╭─ INFORMATION GIVEN

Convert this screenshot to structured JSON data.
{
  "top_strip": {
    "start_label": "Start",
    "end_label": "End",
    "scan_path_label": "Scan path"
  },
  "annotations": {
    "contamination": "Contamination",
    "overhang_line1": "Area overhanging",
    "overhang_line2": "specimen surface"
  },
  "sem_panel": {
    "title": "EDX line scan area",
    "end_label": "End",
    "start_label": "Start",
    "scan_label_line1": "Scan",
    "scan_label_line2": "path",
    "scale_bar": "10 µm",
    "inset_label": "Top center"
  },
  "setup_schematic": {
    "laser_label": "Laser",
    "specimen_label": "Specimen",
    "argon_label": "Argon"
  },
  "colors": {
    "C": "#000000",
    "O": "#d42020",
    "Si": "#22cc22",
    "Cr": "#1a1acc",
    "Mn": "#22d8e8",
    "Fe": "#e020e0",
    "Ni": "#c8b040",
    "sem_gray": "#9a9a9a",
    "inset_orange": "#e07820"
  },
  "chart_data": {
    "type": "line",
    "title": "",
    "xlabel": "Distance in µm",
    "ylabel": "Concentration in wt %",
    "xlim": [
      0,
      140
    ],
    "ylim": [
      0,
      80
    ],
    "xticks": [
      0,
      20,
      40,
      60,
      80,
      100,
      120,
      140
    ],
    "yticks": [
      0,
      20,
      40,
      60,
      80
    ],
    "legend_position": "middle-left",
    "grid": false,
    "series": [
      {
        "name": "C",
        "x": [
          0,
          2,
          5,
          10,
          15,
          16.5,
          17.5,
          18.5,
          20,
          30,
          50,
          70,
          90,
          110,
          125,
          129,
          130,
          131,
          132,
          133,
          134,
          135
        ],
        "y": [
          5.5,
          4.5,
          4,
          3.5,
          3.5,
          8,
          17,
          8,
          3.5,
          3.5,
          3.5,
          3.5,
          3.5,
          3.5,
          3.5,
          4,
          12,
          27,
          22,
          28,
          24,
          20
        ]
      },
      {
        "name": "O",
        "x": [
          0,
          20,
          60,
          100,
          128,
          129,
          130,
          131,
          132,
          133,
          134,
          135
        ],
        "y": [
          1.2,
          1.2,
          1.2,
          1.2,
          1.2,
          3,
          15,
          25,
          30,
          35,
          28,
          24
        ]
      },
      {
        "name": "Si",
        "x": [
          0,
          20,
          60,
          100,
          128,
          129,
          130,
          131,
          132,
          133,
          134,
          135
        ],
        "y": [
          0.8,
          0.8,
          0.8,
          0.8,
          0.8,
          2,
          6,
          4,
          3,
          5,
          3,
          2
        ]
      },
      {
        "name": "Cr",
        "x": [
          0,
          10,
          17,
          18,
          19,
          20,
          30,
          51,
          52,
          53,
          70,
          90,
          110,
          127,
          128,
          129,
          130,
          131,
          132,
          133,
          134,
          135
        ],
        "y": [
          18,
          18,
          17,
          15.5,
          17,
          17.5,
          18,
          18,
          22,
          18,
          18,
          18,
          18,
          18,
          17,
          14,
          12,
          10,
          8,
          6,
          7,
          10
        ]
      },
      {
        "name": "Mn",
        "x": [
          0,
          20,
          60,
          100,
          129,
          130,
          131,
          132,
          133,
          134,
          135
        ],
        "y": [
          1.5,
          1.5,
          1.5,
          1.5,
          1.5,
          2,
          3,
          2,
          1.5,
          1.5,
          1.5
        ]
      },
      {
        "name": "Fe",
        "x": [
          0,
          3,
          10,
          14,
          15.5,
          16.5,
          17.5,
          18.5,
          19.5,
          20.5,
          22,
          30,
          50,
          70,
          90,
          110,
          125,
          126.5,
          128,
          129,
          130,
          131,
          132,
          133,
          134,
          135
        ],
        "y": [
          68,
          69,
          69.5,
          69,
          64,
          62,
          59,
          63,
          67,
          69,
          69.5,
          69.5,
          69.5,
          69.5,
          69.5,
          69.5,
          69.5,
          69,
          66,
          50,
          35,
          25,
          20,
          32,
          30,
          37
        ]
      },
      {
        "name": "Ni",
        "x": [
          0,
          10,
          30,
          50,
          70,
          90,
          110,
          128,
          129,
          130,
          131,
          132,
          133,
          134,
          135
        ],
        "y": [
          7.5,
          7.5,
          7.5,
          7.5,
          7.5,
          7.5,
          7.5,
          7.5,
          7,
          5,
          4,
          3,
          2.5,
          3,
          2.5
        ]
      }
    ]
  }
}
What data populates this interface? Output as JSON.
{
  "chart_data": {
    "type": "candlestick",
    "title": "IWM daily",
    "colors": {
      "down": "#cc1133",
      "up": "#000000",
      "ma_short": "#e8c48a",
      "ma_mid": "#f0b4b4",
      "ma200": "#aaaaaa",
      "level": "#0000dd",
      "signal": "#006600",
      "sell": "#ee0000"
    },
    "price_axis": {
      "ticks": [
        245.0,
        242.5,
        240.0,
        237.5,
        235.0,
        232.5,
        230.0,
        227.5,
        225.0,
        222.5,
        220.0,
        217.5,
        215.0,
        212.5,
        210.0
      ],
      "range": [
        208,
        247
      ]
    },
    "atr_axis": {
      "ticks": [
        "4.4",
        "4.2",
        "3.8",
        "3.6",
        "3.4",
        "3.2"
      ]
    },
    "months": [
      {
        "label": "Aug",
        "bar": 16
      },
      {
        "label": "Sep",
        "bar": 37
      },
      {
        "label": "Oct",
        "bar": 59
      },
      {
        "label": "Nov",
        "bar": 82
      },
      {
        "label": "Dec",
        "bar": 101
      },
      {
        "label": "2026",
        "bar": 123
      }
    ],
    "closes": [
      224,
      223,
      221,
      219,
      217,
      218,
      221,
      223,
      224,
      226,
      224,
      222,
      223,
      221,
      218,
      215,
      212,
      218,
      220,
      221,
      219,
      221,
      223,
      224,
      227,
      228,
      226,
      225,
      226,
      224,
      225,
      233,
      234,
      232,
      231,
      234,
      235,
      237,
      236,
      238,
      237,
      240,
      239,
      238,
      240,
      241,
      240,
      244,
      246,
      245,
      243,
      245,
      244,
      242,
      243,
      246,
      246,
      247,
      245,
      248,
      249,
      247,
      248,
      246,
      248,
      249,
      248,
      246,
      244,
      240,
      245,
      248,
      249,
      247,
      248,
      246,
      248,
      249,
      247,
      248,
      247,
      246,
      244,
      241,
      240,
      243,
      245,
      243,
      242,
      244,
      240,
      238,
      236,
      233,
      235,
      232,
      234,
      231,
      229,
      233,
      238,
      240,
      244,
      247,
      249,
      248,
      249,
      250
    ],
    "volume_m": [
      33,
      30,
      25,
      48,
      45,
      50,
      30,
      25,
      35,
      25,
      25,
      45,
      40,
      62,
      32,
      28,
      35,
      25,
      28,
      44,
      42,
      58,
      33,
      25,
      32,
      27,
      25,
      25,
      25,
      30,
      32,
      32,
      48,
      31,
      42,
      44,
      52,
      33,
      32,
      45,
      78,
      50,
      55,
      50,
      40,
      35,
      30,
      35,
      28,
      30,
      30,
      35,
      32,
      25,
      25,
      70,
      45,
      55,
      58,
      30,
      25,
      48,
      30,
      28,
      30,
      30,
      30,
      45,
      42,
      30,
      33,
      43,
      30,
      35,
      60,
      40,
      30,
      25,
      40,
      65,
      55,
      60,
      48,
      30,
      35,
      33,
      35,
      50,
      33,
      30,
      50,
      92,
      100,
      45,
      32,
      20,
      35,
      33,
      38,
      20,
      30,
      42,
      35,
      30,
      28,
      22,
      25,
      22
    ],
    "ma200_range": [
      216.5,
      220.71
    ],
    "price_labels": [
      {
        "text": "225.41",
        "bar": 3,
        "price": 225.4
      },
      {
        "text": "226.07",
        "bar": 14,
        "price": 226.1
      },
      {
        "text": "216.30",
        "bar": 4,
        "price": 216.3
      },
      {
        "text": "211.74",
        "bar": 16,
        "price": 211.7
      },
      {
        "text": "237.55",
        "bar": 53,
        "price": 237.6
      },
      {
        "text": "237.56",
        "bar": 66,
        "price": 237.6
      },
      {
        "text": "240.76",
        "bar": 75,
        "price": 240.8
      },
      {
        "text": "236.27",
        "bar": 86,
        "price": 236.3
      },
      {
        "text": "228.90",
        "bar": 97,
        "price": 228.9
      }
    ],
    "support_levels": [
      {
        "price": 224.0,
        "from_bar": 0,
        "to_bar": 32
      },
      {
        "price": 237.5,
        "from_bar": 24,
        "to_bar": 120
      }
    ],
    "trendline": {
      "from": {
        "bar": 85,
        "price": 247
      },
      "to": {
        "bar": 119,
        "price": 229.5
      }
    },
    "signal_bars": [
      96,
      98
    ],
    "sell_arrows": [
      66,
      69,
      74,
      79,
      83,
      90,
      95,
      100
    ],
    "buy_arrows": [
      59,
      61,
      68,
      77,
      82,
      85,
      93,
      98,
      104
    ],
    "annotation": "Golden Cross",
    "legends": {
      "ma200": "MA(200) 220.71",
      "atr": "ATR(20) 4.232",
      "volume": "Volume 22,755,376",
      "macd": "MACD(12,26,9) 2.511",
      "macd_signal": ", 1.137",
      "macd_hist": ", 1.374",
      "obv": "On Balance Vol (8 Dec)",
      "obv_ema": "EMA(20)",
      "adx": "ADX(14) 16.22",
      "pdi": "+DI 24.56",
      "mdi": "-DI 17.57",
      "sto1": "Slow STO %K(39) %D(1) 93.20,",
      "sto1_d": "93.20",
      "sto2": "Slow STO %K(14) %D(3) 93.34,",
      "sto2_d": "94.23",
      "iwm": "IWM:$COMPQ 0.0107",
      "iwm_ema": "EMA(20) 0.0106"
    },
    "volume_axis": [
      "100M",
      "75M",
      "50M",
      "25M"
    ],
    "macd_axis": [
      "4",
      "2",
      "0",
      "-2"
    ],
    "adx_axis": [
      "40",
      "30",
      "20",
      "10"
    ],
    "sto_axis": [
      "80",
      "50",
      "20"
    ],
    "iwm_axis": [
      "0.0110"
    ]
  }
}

╰─

REQUIREMENT
Locate all lines that include the word "this" and copy them out.

RESPONSE TO THE EXERCISE
Convert this screenshot to structured JSON data.
What data populates this interface? Output as JSON.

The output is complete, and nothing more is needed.